▶ [Brief]: Exactly transcribe the span of lines from the one containing "Output the text content of this document." through the final line of the entries, inclusive, and nothing outside it. Exclude the pictures.

+++

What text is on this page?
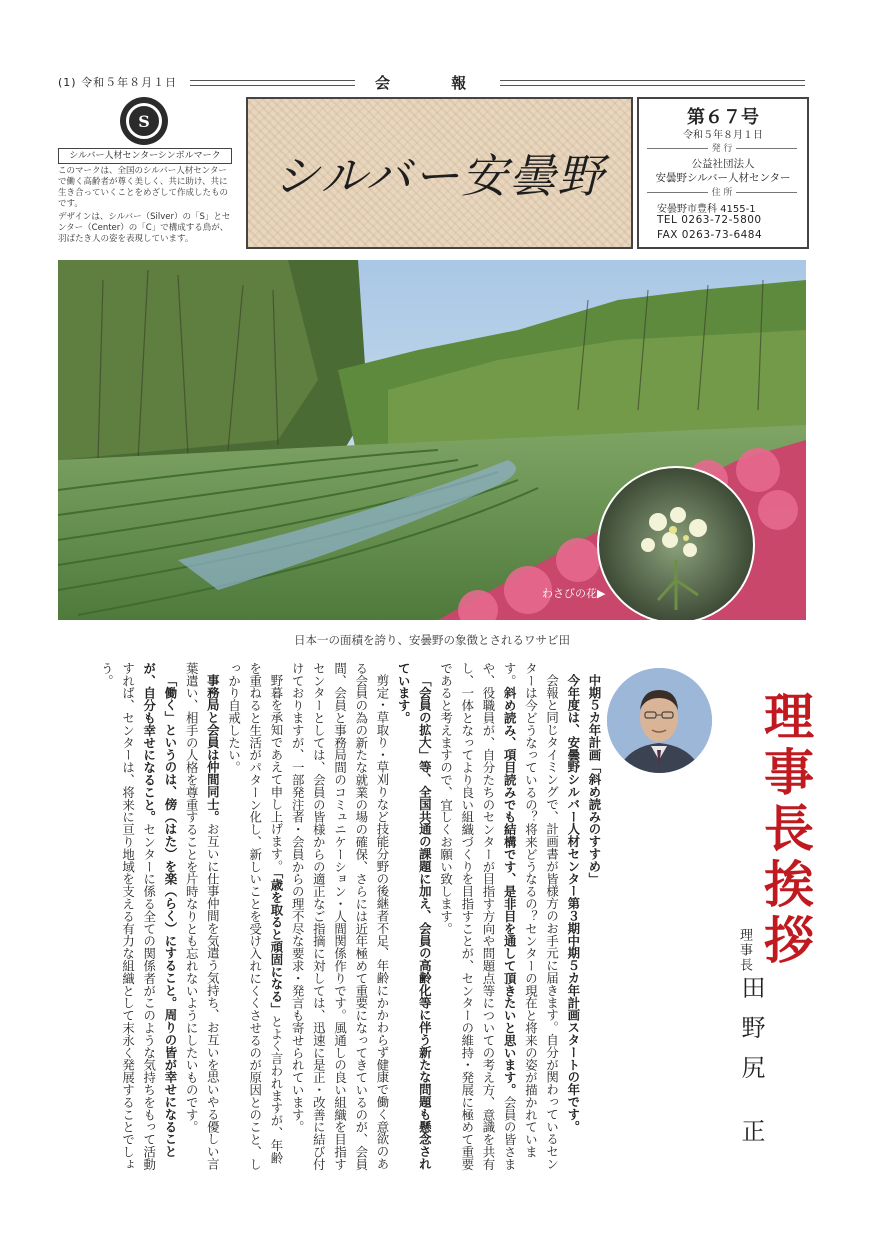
(1) 令和５年８月１日	会 報
S
シルバー人材センターシンボルマーク

このマークは、全国のシルバー人材センターで働く高齢者が尊く美しく、共に助け、共に生き合っていくことをめざして作成したものです。

デザインは、シルバー（Silver）の「S」とセンター（Center）の「C」で構成する鳥が、羽ばたき人の姿を表現しています。

シルバー安曇野
第６７号
令和５年８月１日
発 行
公益社団法人
安曇野シルバー人材センター
住 所
安曇野市豊科 4155-1
TEL 0263-72-5800
FAX 0263-73-6484
わさびの花▶
日本一の面積を誇り、安曇野の象徴とされるワサビ田
理事長挨拶
理事長
田野尻 正

中期５カ年計画「斜め読みのすすめ」

今年度は、安曇野シルバー人材センター第３期中期５カ年計画スタートの年です。

会報と同じタイミングで、計画書が皆様方のお手元に届きます。自分が関わっているセンターは今どうなっているの？将来どうなるの？センターの現在と将来の姿が描かれています。斜め読み、項目読みでも結構です、是非目を通して頂きたいと思います。会員の皆さまや、役職員が、自分たちのセンターが目指す方向や問題点等についての考え方、意識を共有し、一体となってより良い組織づくりを目指すことが、センターの維持・発展に極めて重要であると考えますので、宜しくお願い致します。

「会員の拡大」等、全国共通の課題に加え、会員の高齢化等に伴う新たな問題も懸念されています。

剪定・草取り・草刈りなど技能分野の後継者不足、年齢にかかわらず健康で働く意欲のある会員の為の新たな就業の場の確保、さらには近年極めて重要になってきているのが、会員間、会員と事務局間のコミュニケーション・人間関係作りです。風通しの良い組織を目指すセンターとしては、会員の皆様からの適正なご指摘に対しては、迅速に是正・改善に結び付けておりますが、一部発注者・会員からの理不尽な要求・発言も寄せられています。

野暮を承知であえて申し上げます。「歳を取ると頑固になる」とよく言われますが、年齢を重ねると生活がパターン化し、新しいことを受け入れにくくさせるのが原因とのこと、しっかり自戒したい。

事務局と会員は仲間同士。お互いに仕事仲間を気遣う気持ち、お互いを思いやる優しい言葉遣い、相手の人格を尊重することを片時なりとも忘れないようにしたいものです。

「働く」というのは、傍（はた）を楽（らく）にすること。周りの皆が幸せになることが、自分も幸せになること。センターに係る全ての関係者がこのような気持ちをもって活動すれば、センターは、将来に亘り地域を支える有力な組織として末永く発展することでしょう。
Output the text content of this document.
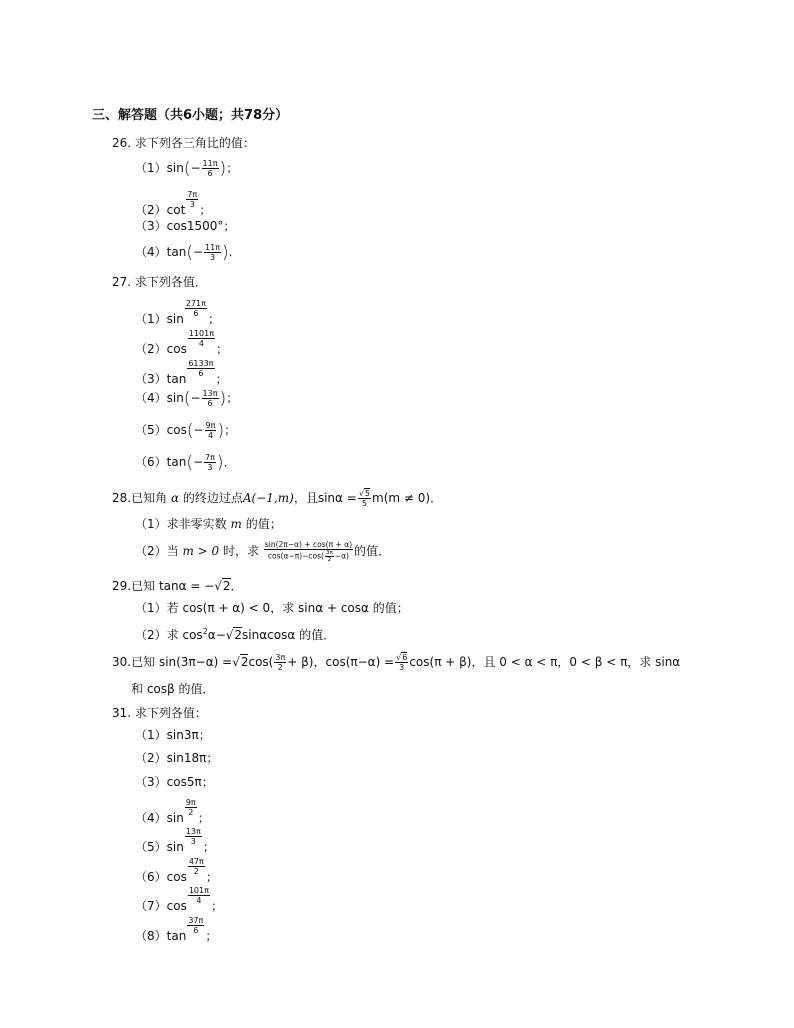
三、解答题（共6小题；共78分）
26. 求下列各三角比的值：
$(1)\sin(- \frac{11\pi}{6}$ )；
（2）cot
$\frac{7\pi}{3}$
；
（3）cos1500°；
$(4)\tan(- \frac{11\pi}{3}$ ).
27. 求下列各值．
（1）sin
$\frac{271\pi}{6}$
；
（2）cos
$\frac{1101\pi}{4}$
；
（3）tan
$\frac{6133\pi}{6}$
；
$(4)\sin(- \frac{13\pi}{6}$ )；
$(5)\cos(- \frac{9\pi}{4}$ )；
$(6)\tan(- \frac{7\pi}{3}$ )．
28.已知角 α 的终边过点A(−1,m)，且$\sin\alpha = \frac{√5}{5} m(m \ne 0)$．
（1）求非零实数 m 的值；
（2）当 m > 0 时，求 $\frac{\sin(2\pi-\alpha) + \cos(\pi + \alpha)}{\cos(\alpha-\pi)-\cos( \frac{3\pi}{2} -\alpha)}$ 的值．
29.已知 tanα = −√2．
（1）若 cos(π + α) < 0，求 sinα + cosα 的值；
（2）求 $\cos^2\alpha-√2\sin\alpha\cos\alpha$ 的值．
30.已知 $\sin(3\pi-\alpha) =√2\cos( \frac{3\pi}{2} + \beta)$，$\cos(\pi-\alpha) = \frac{√6}{3} \cos(\pi + \beta)$，且 0 < α < π，0 < β < π，求 sinα
和 cosβ 的值．
31. 求下列各值：
（1）sin3π；
（2）sin18π；
（3）cos5π；
（4）sin
$\frac{9\pi}{2}$
；
（5）sin
$\frac{13\pi}{3}$
；
（6）cos
$\frac{47\pi}{2}$
；
（7）cos
$\frac{101\pi}{4}$
；
（8）tan
$\frac{37\pi}{6}$
；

+++

▶ [Solution to this exercise]:
Output the text content of this document.
三、解答题（共6小题；共78分）
26. 求下列各三角比的值：
$(1)\sin(- \frac{11\pi}{6}$ )；
（2）cot
$\frac{7\pi}{3}$
；
（3）cos1500°；
$(4)\tan(- \frac{11\pi}{3}$ ).
27. 求下列各值．
（1）sin
$\frac{271\pi}{6}$
；
（2）cos
$\frac{1101\pi}{4}$
；
（3）tan
$\frac{6133\pi}{6}$
；
$(4)\sin(- \frac{13\pi}{6}$ )；
$(5)\cos(- \frac{9\pi}{4}$ )；
$(6)\tan(- \frac{7\pi}{3}$ )．
28.已知角 α 的终边过点A(−1,m)，且$\sin\alpha = \frac{√5}{5} m(m \ne 0)$．
（1）求非零实数 m 的值；
（2）当 m > 0 时，求 $\frac{\sin(2\pi-\alpha) + \cos(\pi + \alpha)}{\cos(\alpha-\pi)-\cos( \frac{3\pi}{2} -\alpha)}$ 的值．
29.已知 tanα = −√2．
（1）若 cos(π + α) < 0，求 sinα + cosα 的值；
（2）求 $\cos^2\alpha-√2\sin\alpha\cos\alpha$ 的值．
30.已知 $\sin(3\pi-\alpha) =√2\cos( \frac{3\pi}{2} + \beta)$，$\cos(\pi-\alpha) = \frac{√6}{3} \cos(\pi + \beta)$，且 0 < α < π，0 < β < π，求 sinα
和 cosβ 的值．
31. 求下列各值：
（1）sin3π；
（2）sin18π；
（3）cos5π；
（4）sin
$\frac{9\pi}{2}$
；
（5）sin
$\frac{13\pi}{3}$
；
（6）cos
$\frac{47\pi}{2}$
；
（7）cos
$\frac{101\pi}{4}$
；
（8）tan
$\frac{37\pi}{6}$
；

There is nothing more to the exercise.